=== STATED GOAL ===
Count lines, not occurrences: give the number of lines holding the word "East", and nothing besides.

=== EXERCISE MATERIAL ===
================================

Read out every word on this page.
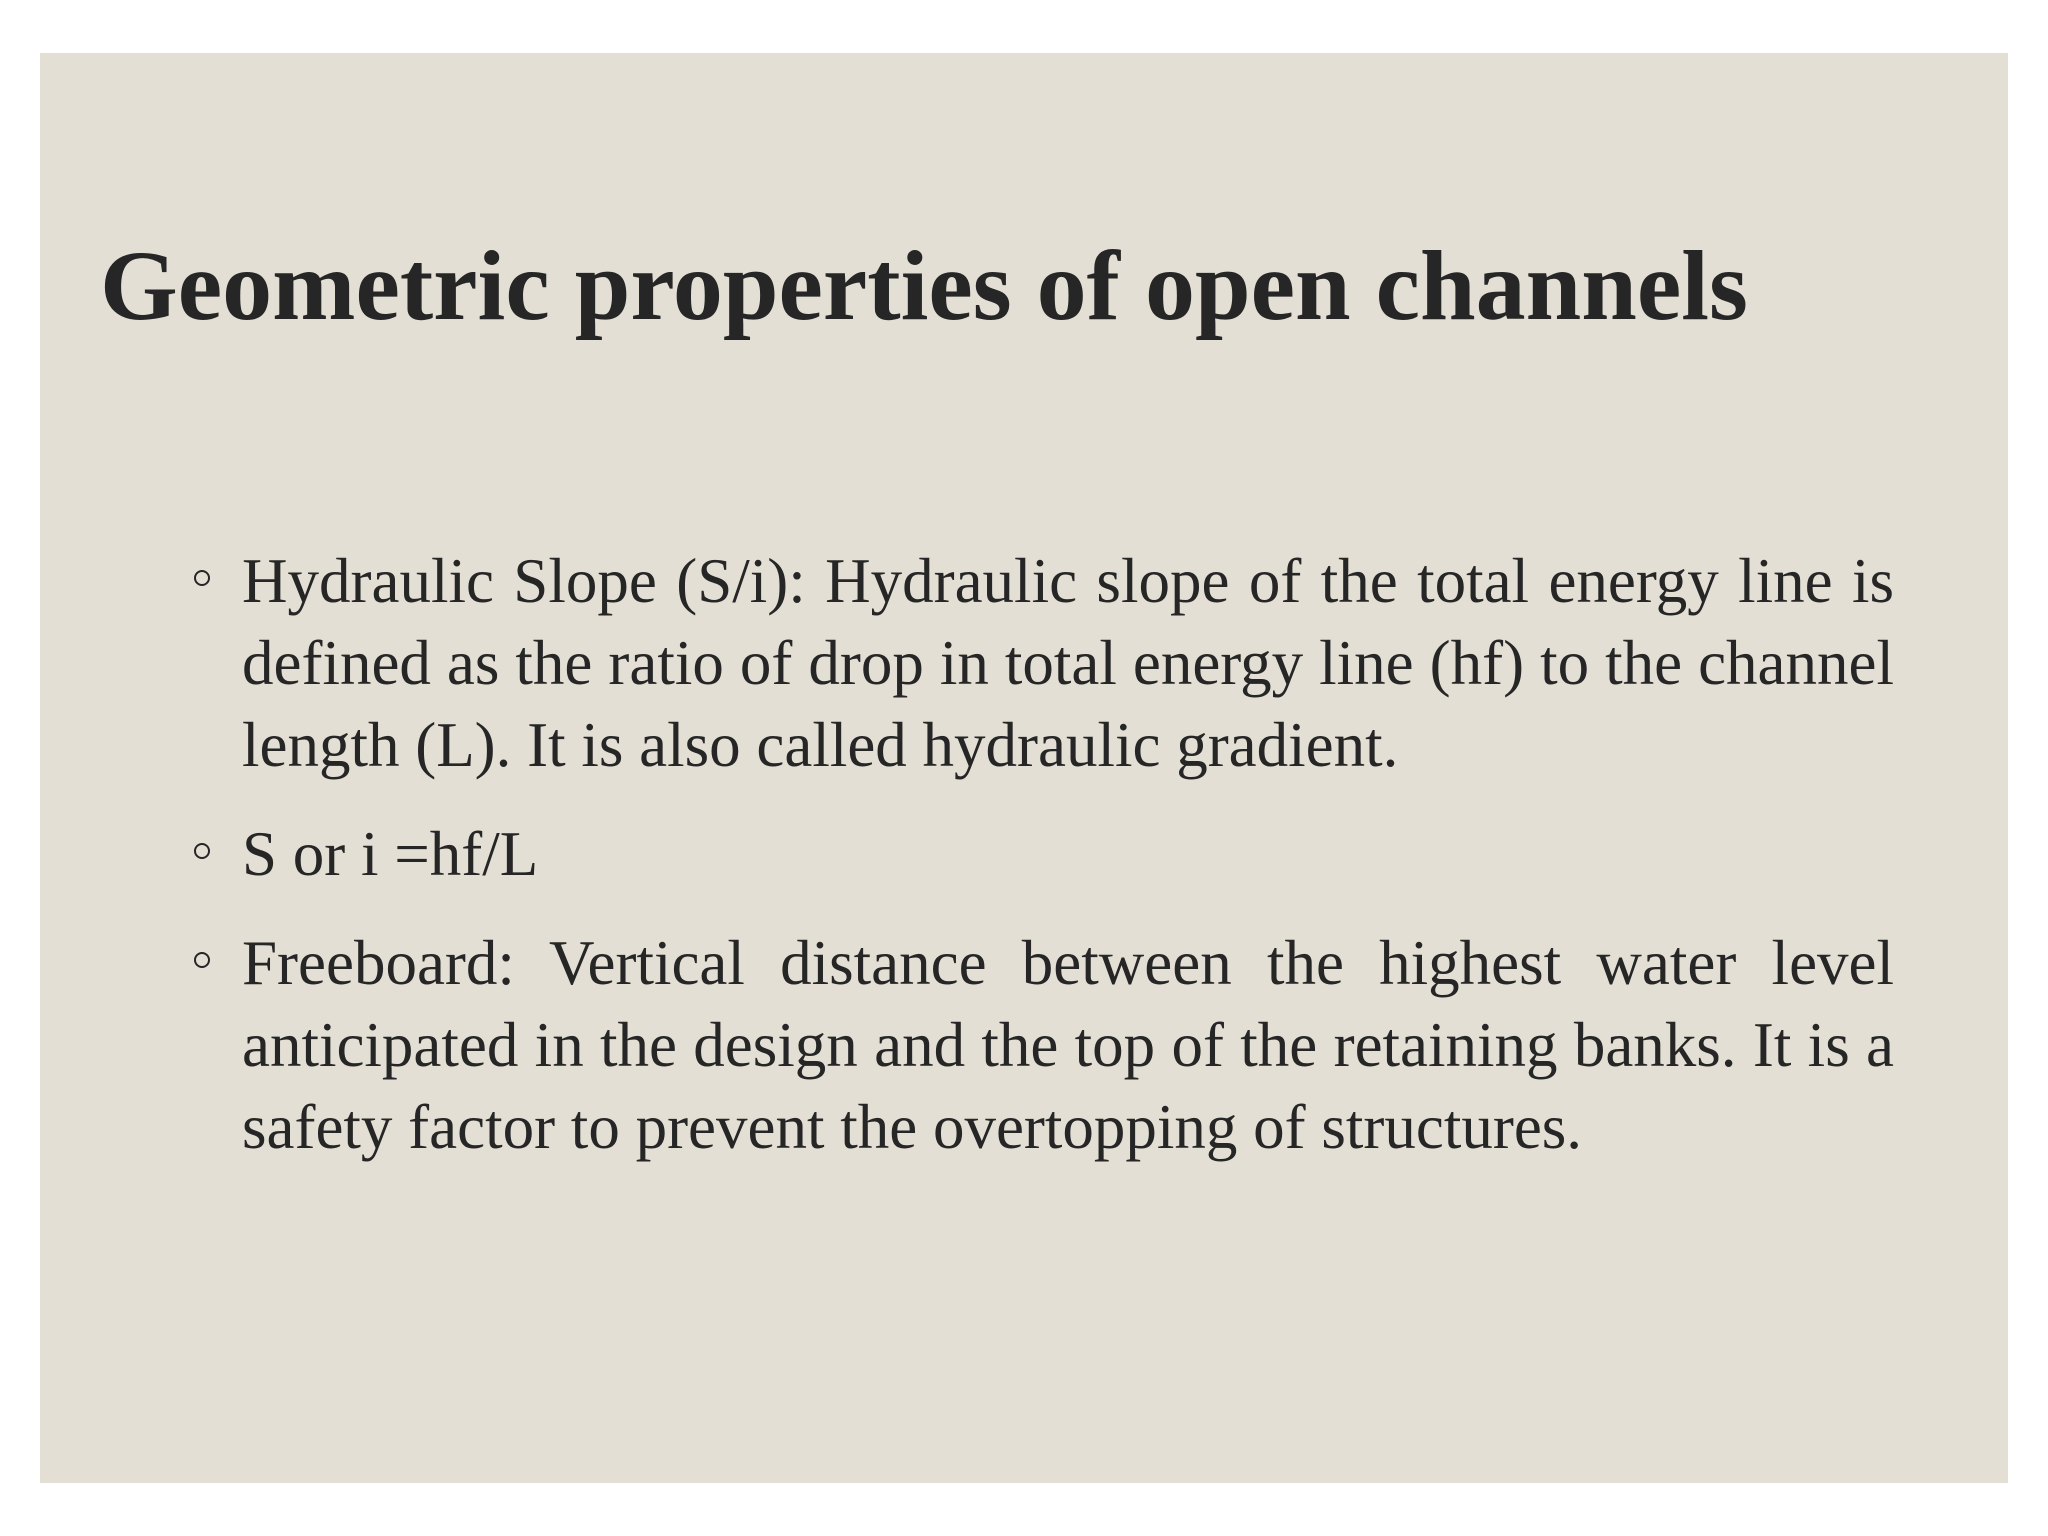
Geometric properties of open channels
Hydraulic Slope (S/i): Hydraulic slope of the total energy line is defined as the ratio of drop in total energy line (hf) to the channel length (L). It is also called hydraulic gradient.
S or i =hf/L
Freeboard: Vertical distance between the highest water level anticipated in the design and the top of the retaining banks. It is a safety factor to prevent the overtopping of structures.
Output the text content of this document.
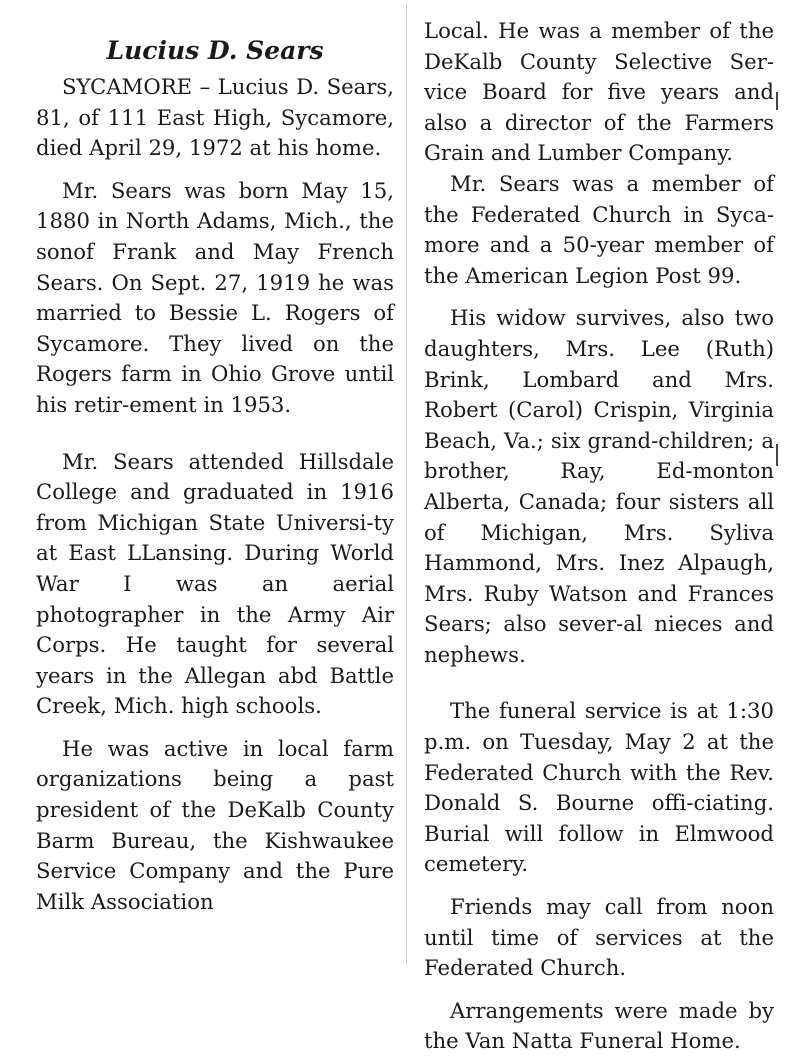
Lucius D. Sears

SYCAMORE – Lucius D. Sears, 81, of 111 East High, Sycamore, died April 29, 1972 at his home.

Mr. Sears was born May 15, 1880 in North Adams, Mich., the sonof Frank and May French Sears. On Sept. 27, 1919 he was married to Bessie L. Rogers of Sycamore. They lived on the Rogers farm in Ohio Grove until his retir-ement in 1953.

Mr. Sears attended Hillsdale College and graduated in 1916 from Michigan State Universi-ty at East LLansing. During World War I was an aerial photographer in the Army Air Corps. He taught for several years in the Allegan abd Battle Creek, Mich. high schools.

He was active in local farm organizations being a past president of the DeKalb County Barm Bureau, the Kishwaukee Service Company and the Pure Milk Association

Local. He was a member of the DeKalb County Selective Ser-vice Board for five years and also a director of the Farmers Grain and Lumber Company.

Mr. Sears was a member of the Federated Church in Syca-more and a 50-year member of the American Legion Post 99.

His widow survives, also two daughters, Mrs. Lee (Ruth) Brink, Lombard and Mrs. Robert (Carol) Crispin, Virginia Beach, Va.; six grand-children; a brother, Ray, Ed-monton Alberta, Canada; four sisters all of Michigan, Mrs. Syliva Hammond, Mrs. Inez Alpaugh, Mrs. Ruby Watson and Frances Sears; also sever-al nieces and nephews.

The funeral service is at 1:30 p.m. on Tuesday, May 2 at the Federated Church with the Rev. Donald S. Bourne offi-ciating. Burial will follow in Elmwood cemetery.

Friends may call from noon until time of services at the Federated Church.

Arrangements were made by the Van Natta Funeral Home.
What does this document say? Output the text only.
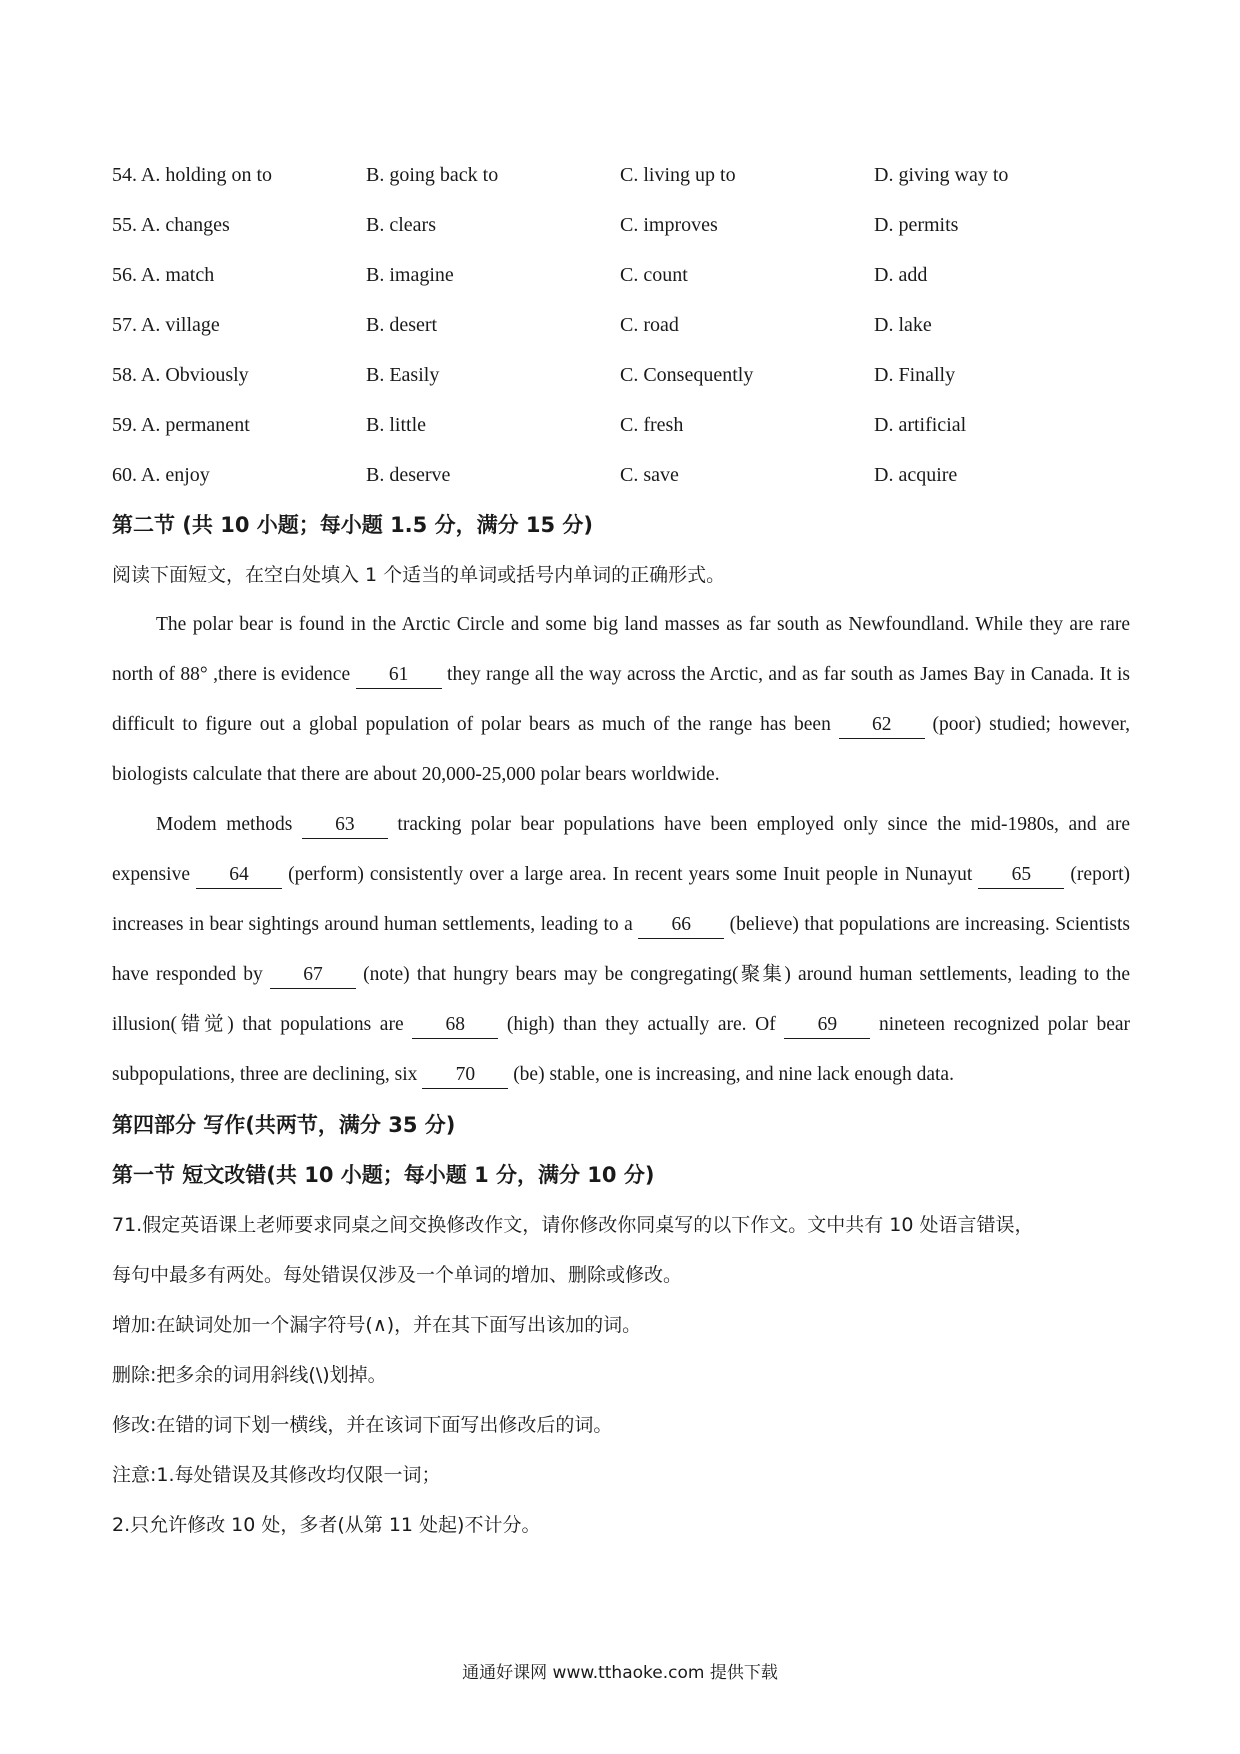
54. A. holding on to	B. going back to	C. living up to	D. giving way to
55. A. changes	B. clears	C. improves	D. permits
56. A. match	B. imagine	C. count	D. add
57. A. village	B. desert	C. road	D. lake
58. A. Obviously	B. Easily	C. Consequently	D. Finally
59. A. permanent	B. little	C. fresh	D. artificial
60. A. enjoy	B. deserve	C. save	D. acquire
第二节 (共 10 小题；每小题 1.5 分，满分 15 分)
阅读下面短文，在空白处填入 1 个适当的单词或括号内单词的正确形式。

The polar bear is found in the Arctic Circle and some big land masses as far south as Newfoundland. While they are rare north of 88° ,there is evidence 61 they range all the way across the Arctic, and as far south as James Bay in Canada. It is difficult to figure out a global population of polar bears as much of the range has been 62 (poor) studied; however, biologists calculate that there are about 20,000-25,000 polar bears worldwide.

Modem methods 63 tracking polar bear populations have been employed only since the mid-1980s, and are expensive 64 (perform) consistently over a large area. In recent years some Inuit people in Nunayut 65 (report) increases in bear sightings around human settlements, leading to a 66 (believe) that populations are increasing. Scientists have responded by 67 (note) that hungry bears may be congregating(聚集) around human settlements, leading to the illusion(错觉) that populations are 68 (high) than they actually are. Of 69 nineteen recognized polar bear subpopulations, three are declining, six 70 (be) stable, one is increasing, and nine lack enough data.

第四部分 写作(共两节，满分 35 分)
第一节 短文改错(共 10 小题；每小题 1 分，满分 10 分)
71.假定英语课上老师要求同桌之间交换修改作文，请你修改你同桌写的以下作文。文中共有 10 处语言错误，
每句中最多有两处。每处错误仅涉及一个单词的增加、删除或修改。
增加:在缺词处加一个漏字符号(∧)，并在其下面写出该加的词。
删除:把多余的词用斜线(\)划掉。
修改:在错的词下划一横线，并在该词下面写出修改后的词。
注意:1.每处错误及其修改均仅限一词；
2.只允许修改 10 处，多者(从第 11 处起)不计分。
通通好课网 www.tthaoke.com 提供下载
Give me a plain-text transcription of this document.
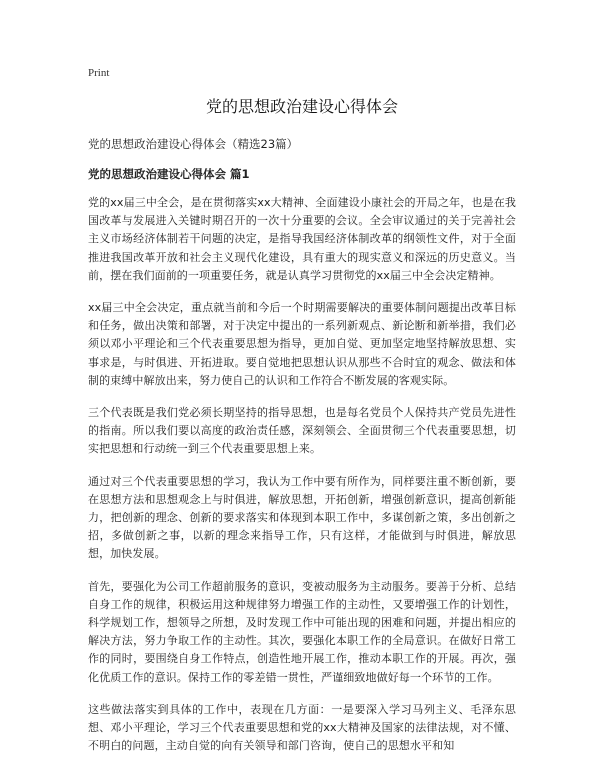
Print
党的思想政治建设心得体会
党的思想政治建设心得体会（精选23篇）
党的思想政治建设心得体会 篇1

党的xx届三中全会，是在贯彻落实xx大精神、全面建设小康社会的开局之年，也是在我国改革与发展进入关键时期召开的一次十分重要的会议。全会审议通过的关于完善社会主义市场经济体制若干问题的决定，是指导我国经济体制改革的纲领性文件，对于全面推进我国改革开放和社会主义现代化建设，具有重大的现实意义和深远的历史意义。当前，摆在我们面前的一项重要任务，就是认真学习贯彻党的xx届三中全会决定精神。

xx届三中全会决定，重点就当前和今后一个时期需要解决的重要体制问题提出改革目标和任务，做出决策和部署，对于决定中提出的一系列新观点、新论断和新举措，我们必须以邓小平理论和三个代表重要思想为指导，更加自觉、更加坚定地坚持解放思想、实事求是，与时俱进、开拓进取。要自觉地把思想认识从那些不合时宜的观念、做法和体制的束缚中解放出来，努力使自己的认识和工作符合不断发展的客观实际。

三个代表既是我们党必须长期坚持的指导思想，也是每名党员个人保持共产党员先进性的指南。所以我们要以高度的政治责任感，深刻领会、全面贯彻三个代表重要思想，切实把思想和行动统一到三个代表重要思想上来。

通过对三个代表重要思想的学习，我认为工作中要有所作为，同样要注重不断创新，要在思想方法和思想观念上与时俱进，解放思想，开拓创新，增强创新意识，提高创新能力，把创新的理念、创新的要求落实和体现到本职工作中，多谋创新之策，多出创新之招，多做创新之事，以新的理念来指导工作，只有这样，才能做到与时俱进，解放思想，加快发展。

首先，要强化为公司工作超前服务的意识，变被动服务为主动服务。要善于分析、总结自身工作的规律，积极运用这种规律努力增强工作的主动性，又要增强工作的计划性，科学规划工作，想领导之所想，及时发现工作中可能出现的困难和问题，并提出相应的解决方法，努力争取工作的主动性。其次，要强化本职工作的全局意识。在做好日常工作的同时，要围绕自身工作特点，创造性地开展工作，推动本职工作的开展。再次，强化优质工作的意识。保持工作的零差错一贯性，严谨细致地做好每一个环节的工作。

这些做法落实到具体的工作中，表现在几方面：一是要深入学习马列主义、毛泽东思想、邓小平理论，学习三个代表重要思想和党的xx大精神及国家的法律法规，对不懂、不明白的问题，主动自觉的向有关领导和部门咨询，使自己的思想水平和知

================================

=== SOLUTION FOR THIS TASK ===
2